THE REQUEST => Format every line of the material below as a JSON list of strings, one string per line, leaving out blank lines.

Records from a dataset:
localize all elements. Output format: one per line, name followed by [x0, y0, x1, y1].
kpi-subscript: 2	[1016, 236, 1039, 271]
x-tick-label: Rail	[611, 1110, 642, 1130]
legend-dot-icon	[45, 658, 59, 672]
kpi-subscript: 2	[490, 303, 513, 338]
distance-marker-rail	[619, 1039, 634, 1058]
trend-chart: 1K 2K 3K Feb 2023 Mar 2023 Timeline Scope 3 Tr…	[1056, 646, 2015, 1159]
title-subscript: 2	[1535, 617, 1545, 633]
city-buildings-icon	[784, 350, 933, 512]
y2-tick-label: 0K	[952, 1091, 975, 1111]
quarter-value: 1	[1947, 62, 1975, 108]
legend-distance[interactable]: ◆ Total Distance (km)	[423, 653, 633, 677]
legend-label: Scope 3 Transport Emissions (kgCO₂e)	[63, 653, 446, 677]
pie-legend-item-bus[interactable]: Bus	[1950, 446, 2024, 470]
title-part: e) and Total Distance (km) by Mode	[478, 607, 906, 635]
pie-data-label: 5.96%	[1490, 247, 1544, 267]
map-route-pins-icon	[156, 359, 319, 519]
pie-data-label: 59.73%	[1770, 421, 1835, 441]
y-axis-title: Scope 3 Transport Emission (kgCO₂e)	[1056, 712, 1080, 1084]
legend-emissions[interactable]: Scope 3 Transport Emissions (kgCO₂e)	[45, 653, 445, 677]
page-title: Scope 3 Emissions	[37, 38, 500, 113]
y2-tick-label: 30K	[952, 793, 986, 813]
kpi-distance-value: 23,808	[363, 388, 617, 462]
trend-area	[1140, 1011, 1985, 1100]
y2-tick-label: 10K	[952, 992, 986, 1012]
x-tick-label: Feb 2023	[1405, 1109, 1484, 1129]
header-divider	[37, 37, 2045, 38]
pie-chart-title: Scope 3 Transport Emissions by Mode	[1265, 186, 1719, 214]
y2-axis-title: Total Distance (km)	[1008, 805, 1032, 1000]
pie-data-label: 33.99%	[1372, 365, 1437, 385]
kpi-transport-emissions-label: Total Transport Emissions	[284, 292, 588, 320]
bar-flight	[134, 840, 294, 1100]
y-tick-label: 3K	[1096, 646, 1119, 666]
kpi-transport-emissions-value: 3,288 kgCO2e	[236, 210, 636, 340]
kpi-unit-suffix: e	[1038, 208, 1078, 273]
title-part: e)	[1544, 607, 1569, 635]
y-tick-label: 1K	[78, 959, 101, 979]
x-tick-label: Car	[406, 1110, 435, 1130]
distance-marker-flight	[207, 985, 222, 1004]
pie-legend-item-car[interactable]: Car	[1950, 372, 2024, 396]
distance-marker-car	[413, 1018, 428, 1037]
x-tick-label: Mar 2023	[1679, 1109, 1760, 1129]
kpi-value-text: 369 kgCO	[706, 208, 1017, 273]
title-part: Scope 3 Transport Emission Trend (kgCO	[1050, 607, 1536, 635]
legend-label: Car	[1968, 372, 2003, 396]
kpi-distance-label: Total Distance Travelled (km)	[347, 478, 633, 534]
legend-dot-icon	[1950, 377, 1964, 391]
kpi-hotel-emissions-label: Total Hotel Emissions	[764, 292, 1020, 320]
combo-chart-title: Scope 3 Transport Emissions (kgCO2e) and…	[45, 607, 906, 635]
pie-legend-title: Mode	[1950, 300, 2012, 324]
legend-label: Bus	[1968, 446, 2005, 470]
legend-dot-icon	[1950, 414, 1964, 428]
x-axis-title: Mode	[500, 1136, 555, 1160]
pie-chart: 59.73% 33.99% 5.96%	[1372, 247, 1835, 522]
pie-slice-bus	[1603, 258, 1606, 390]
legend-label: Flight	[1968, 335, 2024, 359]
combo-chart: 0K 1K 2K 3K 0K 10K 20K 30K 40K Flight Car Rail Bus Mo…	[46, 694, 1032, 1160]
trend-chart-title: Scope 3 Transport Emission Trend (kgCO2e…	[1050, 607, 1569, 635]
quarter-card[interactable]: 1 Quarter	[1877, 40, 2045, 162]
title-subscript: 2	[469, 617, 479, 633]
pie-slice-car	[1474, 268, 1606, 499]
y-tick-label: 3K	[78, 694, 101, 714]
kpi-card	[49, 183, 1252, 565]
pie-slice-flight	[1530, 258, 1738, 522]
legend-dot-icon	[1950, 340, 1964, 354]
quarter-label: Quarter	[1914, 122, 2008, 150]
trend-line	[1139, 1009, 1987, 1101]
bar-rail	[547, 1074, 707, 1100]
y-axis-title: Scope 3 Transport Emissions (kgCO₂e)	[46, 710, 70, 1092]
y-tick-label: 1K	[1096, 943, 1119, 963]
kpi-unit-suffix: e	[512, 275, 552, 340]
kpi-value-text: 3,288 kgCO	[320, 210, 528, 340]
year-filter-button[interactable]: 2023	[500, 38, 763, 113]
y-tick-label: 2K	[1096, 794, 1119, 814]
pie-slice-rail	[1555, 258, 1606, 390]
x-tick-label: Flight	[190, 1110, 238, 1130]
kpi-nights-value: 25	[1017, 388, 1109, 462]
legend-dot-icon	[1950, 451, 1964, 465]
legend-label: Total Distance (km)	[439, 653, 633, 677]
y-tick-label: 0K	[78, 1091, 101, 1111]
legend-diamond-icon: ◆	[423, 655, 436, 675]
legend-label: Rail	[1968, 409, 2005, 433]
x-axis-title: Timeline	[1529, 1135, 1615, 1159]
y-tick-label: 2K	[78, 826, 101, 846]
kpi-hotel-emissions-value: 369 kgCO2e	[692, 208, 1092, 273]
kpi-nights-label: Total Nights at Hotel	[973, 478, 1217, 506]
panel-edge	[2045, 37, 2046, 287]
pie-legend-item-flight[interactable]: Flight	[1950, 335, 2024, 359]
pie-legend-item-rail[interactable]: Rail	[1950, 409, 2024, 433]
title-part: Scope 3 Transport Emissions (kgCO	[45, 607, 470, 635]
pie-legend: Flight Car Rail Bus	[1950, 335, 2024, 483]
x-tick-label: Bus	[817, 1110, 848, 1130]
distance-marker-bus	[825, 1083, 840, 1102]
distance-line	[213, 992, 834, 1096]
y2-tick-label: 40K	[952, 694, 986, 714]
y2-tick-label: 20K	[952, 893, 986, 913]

SOLUTION TO THIS PROBLEM =>
[
  "localize all elements. Output format: one per line, name followed by [x0, y0, x1, y1].",
  "kpi-subscript: 2\t[1016, 236, 1039, 271]",
  "x-tick-label: Rail\t[611, 1110, 642, 1130]",
  "legend-dot-icon\t[45, 658, 59, 672]",
  "kpi-subscript: 2\t[490, 303, 513, 338]",
  "distance-marker-rail\t[619, 1039, 634, 1058]",
  "trend-chart: 1K 2K 3K Feb 2023 Mar 2023 Timeline Scope 3 Tr…\t[1056, 646, 2015, 1159]",
  "title-subscript: 2\t[1535, 617, 1545, 633]",
  "city-buildings-icon\t[784, 350, 933, 512]",
  "y2-tick-label: 0K\t[952, 1091, 975, 1111]",
  "quarter-value: 1\t[1947, 62, 1975, 108]",
  "legend-distance[interactable]: ◆ Total Distance (km)\t[423, 653, 633, 677]",
  "legend-label: Scope 3 Transport Emissions (kgCO₂e)\t[63, 653, 446, 677]",
  "pie-legend-item-bus[interactable]: Bus\t[1950, 446, 2024, 470]",
  "title-part: e) and Total Distance (km) by Mode\t[478, 607, 906, 635]",
  "pie-data-label: 5.96%\t[1490, 247, 1544, 267]",
  "map-route-pins-icon\t[156, 359, 319, 519]",
  "pie-data-label: 59.73%\t[1770, 421, 1835, 441]",
  "y-axis-title: Scope 3 Transport Emission (kgCO₂e)\t[1056, 712, 1080, 1084]",
  "legend-emissions[interactable]: Scope 3 Transport Emissions (kgCO₂e)\t[45, 653, 445, 677]",
  "page-title: Scope 3 Emissions\t[37, 38, 500, 113]",
  "y2-tick-label: 30K\t[952, 793, 986, 813]",
  "kpi-distance-value: 23,808\t[363, 388, 617, 462]",
  "trend-area\t[1140, 1011, 1985, 1100]",
  "y2-tick-label: 10K\t[952, 992, 986, 1012]",
  "x-tick-label: Feb 2023\t[1405, 1109, 1484, 1129]",
  "header-divider\t[37, 37, 2045, 38]",
  "pie-chart-title: Scope 3 Transport Emissions by Mode\t[1265, 186, 1719, 214]",
  "y2-axis-title: Total Distance (km)\t[1008, 805, 1032, 1000]",
  "pie-data-label: 33.99%\t[1372, 365, 1437, 385]",
  "kpi-transport-emissions-label: Total Transport Emissions\t[284, 292, 588, 320]",
  "bar-flight\t[134, 840, 294, 1100]",
  "y-tick-label: 3K\t[1096, 646, 1119, 666]",
  "kpi-transport-emissions-value: 3,288 kgCO2e\t[236, 210, 636, 340]",
  "kpi-unit-suffix: e\t[1038, 208, 1078, 273]",
  "title-part: e)\t[1544, 607, 1569, 635]",
  "y-tick-label: 1K\t[78, 959, 101, 979]",
  "x-tick-label: Car\t[406, 1110, 435, 1130]",
  "distance-marker-flight\t[207, 985, 222, 1004]",
  "pie-legend-item-car[interactable]: Car\t[1950, 372, 2024, 396]",
  "distance-marker-car\t[413, 1018, 428, 1037]",
  "x-tick-label: Mar 2023\t[1679, 1109, 1760, 1129]",
  "kpi-value-text: 369 kgCO\t[706, 208, 1017, 273]",
  "title-part: Scope 3 Transport Emission Trend (kgCO\t[1050, 607, 1536, 635]",
  "legend-label: Car\t[1968, 372, 2003, 396]",
  "kpi-distance-label: Total Distance Travelled (km)\t[347, 478, 633, 534]",
  "legend-dot-icon\t[1950, 377, 1964, 391]",
  "kpi-hotel-emissions-label: Total Hotel Emissions\t[764, 292, 1020, 320]",
  "combo-chart-title: Scope 3 Transport Emissions (kgCO2e) and…\t[45, 607, 906, 635]",
  "pie-legend-title: Mode\t[1950, 300, 2012, 324]",
  "legend-label: Bus\t[1968, 446, 2005, 470]",
  "legend-dot-icon\t[1950, 414, 1964, 428]",
  "x-axis-title: Mode\t[500, 1136, 555, 1160]",
  "pie-chart: 59.73% 33.99% 5.96%\t[1372, 247, 1835, 522]",
  "pie-slice-bus\t[1603, 258, 1606, 390]",
  "legend-label: Flight\t[1968, 335, 2024, 359]",
  "combo-chart: 0K 1K 2K 3K 0K 10K 20K 30K 40K Flight Car Rail Bus Mo…\t[46, 694, 1032, 1160]",
  "trend-chart-title: Scope 3 Transport Emission Trend (kgCO2e…\t[1050, 607, 1569, 635]",
  "quarter-card[interactable]: 1 Quarter\t[1877, 40, 2045, 162]",
  "title-subscript: 2\t[469, 617, 479, 633]",
  "pie-slice-car\t[1474, 268, 1606, 499]",
  "y-tick-label: 3K\t[78, 694, 101, 714]",
  "kpi-card\t[49, 183, 1252, 565]",
  "pie-slice-flight\t[1530, 258, 1738, 522]",
  "legend-dot-icon\t[1950, 340, 1964, 354]",
  "quarter-label: Quarter\t[1914, 122, 2008, 150]",
  "trend-line\t[1139, 1009, 1987, 1101]",
  "bar-rail\t[547, 1074, 707, 1100]",
  "y-axis-title: Scope 3 Transport Emissions (kgCO₂e)\t[46, 710, 70, 1092]",
  "y-tick-label: 1K\t[1096, 943, 1119, 963]",
  "kpi-unit-suffix: e\t[512, 275, 552, 340]",
  "kpi-value-text: 3,288 kgCO\t[320, 210, 528, 340]",
  "year-filter-button[interactable]: 2023\t[500, 38, 763, 113]",
  "y-tick-label: 2K\t[1096, 794, 1119, 814]",
  "pie-slice-rail\t[1555, 258, 1606, 390]",
  "x-tick-label: Flight\t[190, 1110, 238, 1130]",
  "kpi-nights-value: 25\t[1017, 388, 1109, 462]",
  "legend-dot-icon\t[1950, 451, 1964, 465]",
  "legend-label: Total Distance (km)\t[439, 653, 633, 677]",
  "y-tick-label: 0K\t[78, 1091, 101, 1111]",
  "legend-diamond-icon: ◆\t[423, 655, 436, 675]",
  "legend-label: Rail\t[1968, 409, 2005, 433]",
  "x-axis-title: Timeline\t[1529, 1135, 1615, 1159]",
  "y-tick-label: 2K\t[78, 826, 101, 846]",
  "kpi-hotel-emissions-value: 369 kgCO2e\t[692, 208, 1092, 273]",
  "kpi-nights-label: Total Nights at Hotel\t[973, 478, 1217, 506]",
  "panel-edge\t[2045, 37, 2046, 287]",
  "pie-legend-item-flight[interactable]: Flight\t[1950, 335, 2024, 359]",
  "pie-legend-item-rail[interactable]: Rail\t[1950, 409, 2024, 433]",
  "title-part: Scope 3 Transport Emissions (kgCO\t[45, 607, 470, 635]",
  "pie-legend: Flight Car Rail Bus\t[1950, 335, 2024, 483]",
  "x-tick-label: Bus\t[817, 1110, 848, 1130]",
  "distance-marker-bus\t[825, 1083, 840, 1102]",
  "distance-line\t[213, 992, 834, 1096]",
  "y2-tick-label: 40K\t[952, 694, 986, 714]",
  "y2-tick-label: 20K\t[952, 893, 986, 913]"
]